◆ Description of the task:
Show all lines of the listing that hold the word "screenshot".

Data items
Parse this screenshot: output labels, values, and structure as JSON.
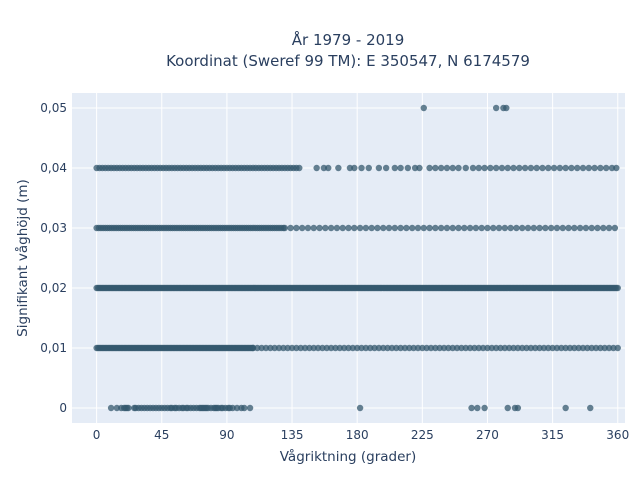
{
  "chart_data": {
    "type": "scatter",
    "title_line1": "År 1979 - 2019",
    "title_line2": "Koordinat (Sweref 99 TM): E 350547, N 6174579",
    "xlabel": "Vågriktning (grader)",
    "ylabel": "Signifikant våghöjd (m)",
    "xlim": [
      -17,
      365
    ],
    "ylim": [
      -0.0025,
      0.0525
    ],
    "x_ticks": [
      0,
      45,
      90,
      135,
      180,
      225,
      270,
      315,
      360
    ],
    "x_tick_labels": [
      "0",
      "45",
      "90",
      "135",
      "180",
      "225",
      "270",
      "315",
      "360"
    ],
    "y_ticks": [
      0,
      0.01,
      0.02,
      0.03,
      0.04,
      0.05
    ],
    "y_tick_labels": [
      "0",
      "0,01",
      "0,02",
      "0,03",
      "0,04",
      "0,05"
    ],
    "grid": true,
    "marker_color": "#34586e",
    "plot_bg": "#e5ecf6",
    "bands": [
      {
        "y": 0.01,
        "segments": [
          [
            0,
            108,
            1
          ],
          [
            108,
            360,
            3
          ]
        ],
        "extra_x": []
      },
      {
        "y": 0.02,
        "segments": [
          [
            0,
            360,
            1
          ]
        ],
        "extra_x": []
      },
      {
        "y": 0.03,
        "segments": [
          [
            0,
            130,
            1.5
          ],
          [
            130,
            360,
            4
          ]
        ],
        "extra_x": []
      },
      {
        "y": 0.04,
        "segments": [
          [
            0,
            140,
            2
          ]
        ],
        "extra_x": [
          152,
          157,
          160,
          167,
          175,
          178,
          183,
          188,
          195,
          200,
          206,
          210,
          215,
          220,
          223,
          230,
          234,
          238,
          242,
          246,
          250,
          255,
          260,
          264,
          268,
          272,
          276,
          280,
          284,
          288,
          292,
          296,
          300,
          304,
          308,
          312,
          316,
          320,
          324,
          328,
          332,
          336,
          340,
          344,
          348,
          352,
          356,
          359
        ]
      },
      {
        "y": 0.0,
        "segments": [],
        "extra_x": [
          10,
          14,
          17,
          19,
          20,
          21,
          22,
          26,
          27,
          29,
          31,
          33,
          35,
          37,
          39,
          41,
          43,
          45,
          47,
          49,
          51,
          52,
          54,
          55,
          57,
          59,
          60,
          62,
          63,
          65,
          67,
          69,
          71,
          72,
          73,
          74,
          75,
          76,
          77,
          79,
          81,
          82,
          83,
          84,
          86,
          87,
          89,
          91,
          92,
          94,
          97,
          100,
          102,
          106,
          182,
          259,
          263,
          268,
          284,
          289,
          291,
          324,
          341
        ]
      },
      {
        "y": 0.05,
        "segments": [],
        "extra_x": [
          226,
          276,
          281,
          283
        ]
      }
    ]
  }
}
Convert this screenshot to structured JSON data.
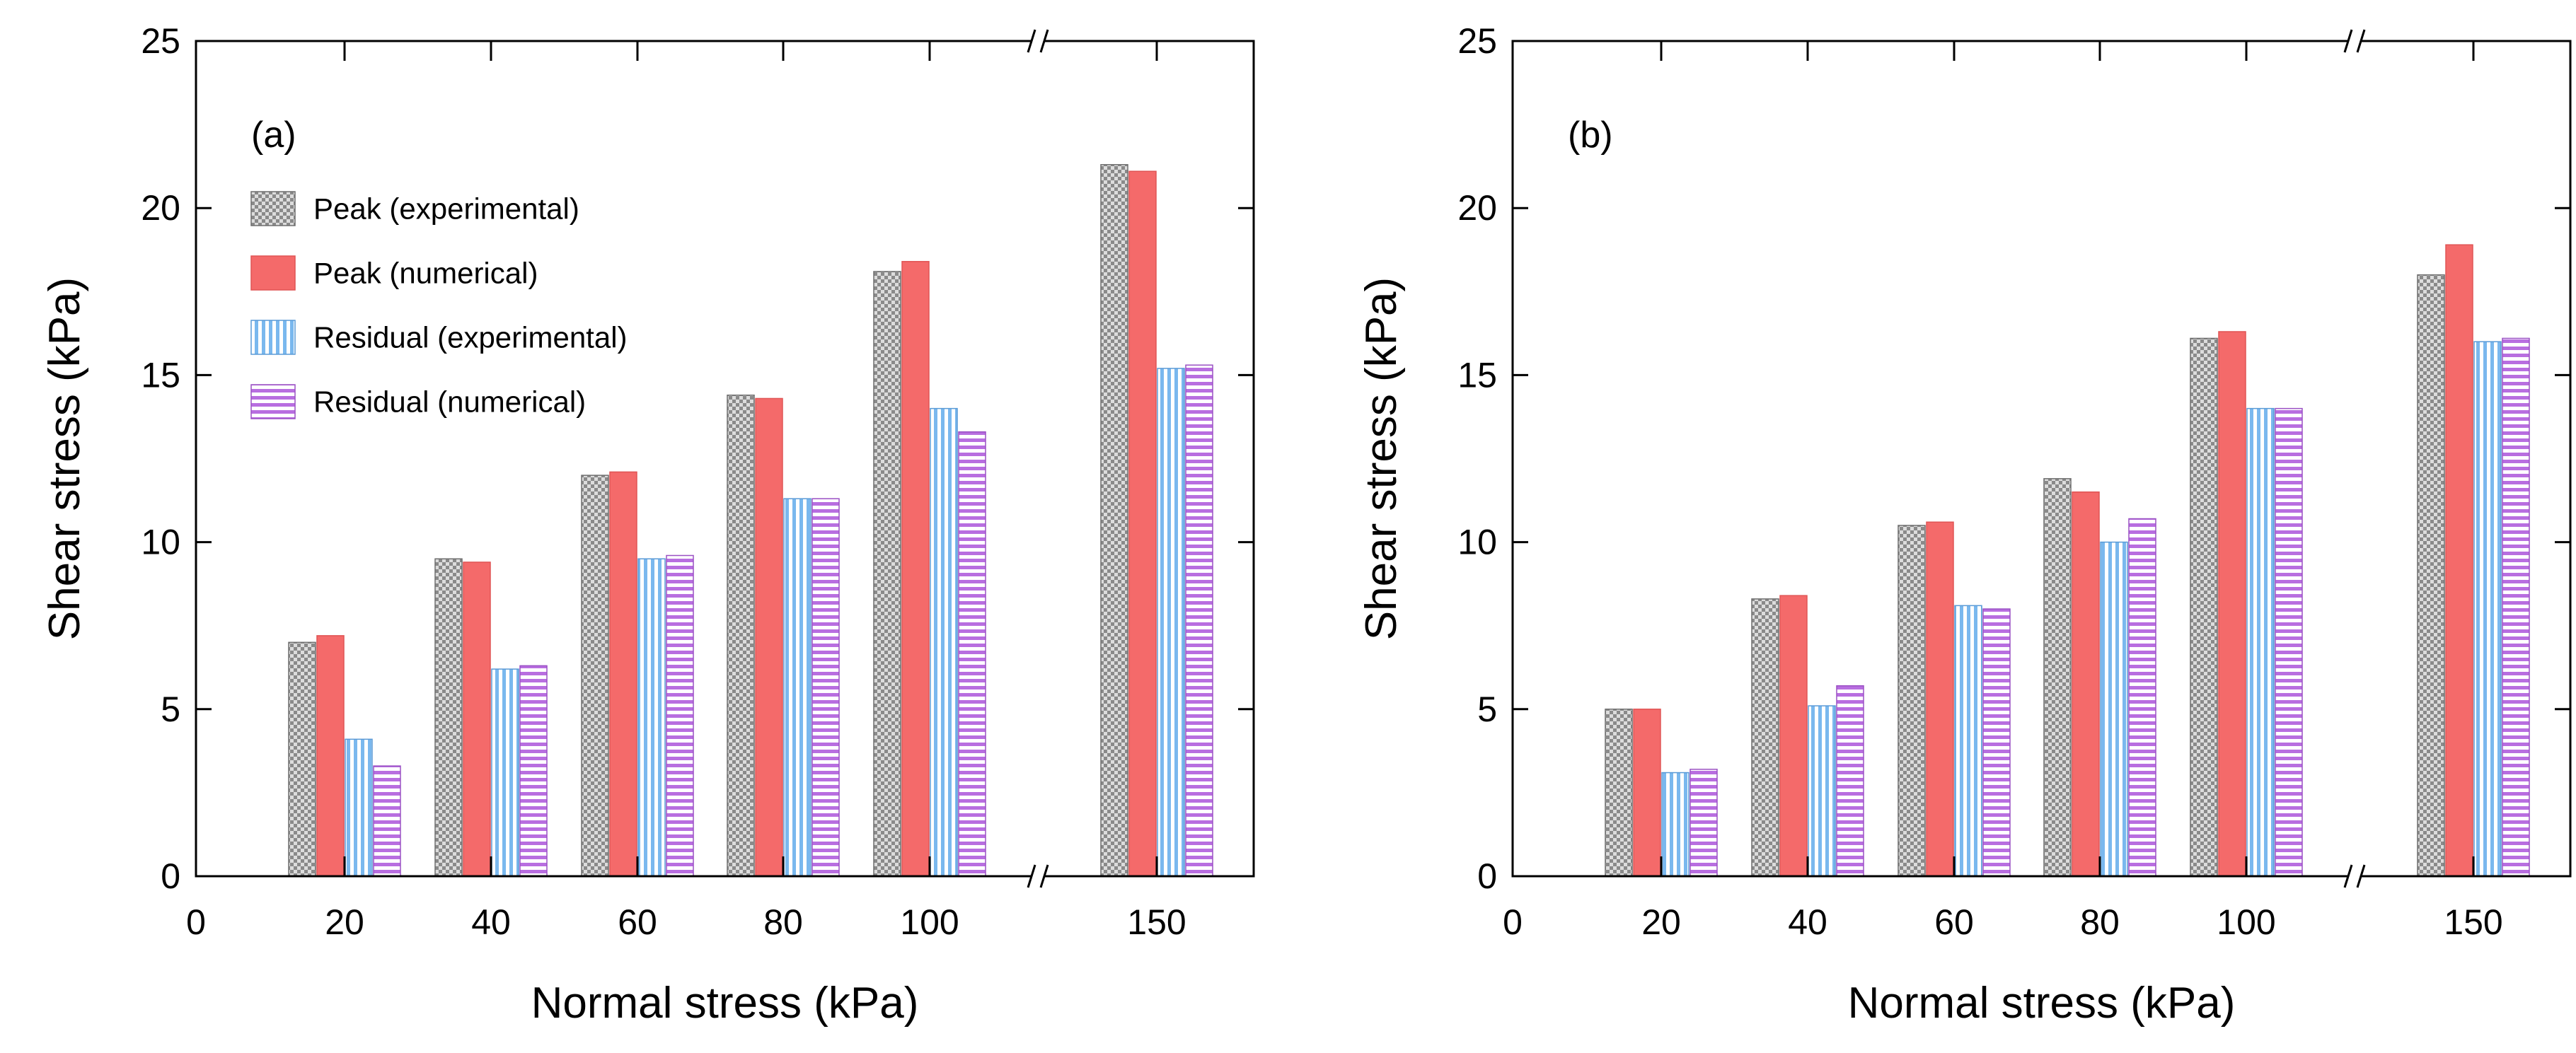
{
  "figure": {
    "colors": {
      "peak_experimental": "#9a9a9a",
      "peak_numerical": "#f46a6a",
      "residual_experimental": "#7ab8ee",
      "residual_numerical": "#b86ee0",
      "axis": "#000000"
    },
    "patterns": {
      "peak_experimental": "checker",
      "peak_numerical": "solid",
      "residual_experimental": "vertical-stripes",
      "residual_numerical": "horizontal-stripes"
    }
  },
  "chart_data": [
    {
      "type": "bar",
      "panel_label": "(a)",
      "xlabel": "Normal stress (kPa)",
      "ylabel": "Shear stress (kPa)",
      "ylim": [
        0,
        25
      ],
      "yticks": [
        0,
        5,
        10,
        15,
        20,
        25
      ],
      "x_zero_label": "0",
      "categories": [
        "20",
        "40",
        "60",
        "80",
        "100",
        "150"
      ],
      "axis_break": "between 100 and 150",
      "legend_position": "top-left",
      "series": [
        {
          "name": "Peak (experimental)",
          "key": "peak_experimental",
          "values": [
            7.0,
            9.5,
            12.0,
            14.4,
            18.1,
            21.3
          ]
        },
        {
          "name": "Peak (numerical)",
          "key": "peak_numerical",
          "values": [
            7.2,
            9.4,
            12.1,
            14.3,
            18.4,
            21.1
          ]
        },
        {
          "name": "Residual (experimental)",
          "key": "residual_experimental",
          "values": [
            4.1,
            6.2,
            9.5,
            11.3,
            14.0,
            15.2
          ]
        },
        {
          "name": "Residual (numerical)",
          "key": "residual_numerical",
          "values": [
            3.3,
            6.3,
            9.6,
            11.3,
            13.3,
            15.3
          ]
        }
      ]
    },
    {
      "type": "bar",
      "panel_label": "(b)",
      "xlabel": "Normal stress (kPa)",
      "ylabel": "Shear stress (kPa)",
      "ylim": [
        0,
        25
      ],
      "yticks": [
        0,
        5,
        10,
        15,
        20,
        25
      ],
      "x_zero_label": "0",
      "categories": [
        "20",
        "40",
        "60",
        "80",
        "100",
        "150"
      ],
      "axis_break": "between 100 and 150",
      "series": [
        {
          "key": "peak_experimental",
          "values": [
            5.0,
            8.3,
            10.5,
            11.9,
            16.1,
            18.0
          ]
        },
        {
          "key": "peak_numerical",
          "values": [
            5.0,
            8.4,
            10.6,
            11.5,
            16.3,
            18.9
          ]
        },
        {
          "key": "residual_experimental",
          "values": [
            3.1,
            5.1,
            8.1,
            10.0,
            14.0,
            16.0
          ]
        },
        {
          "key": "residual_numerical",
          "values": [
            3.2,
            5.7,
            8.0,
            10.7,
            14.0,
            16.1
          ]
        }
      ]
    }
  ]
}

◆ Result:
Parse this screenshot: output labels, values, and structure as JSON.
Convert this screenshot to structured JSON data.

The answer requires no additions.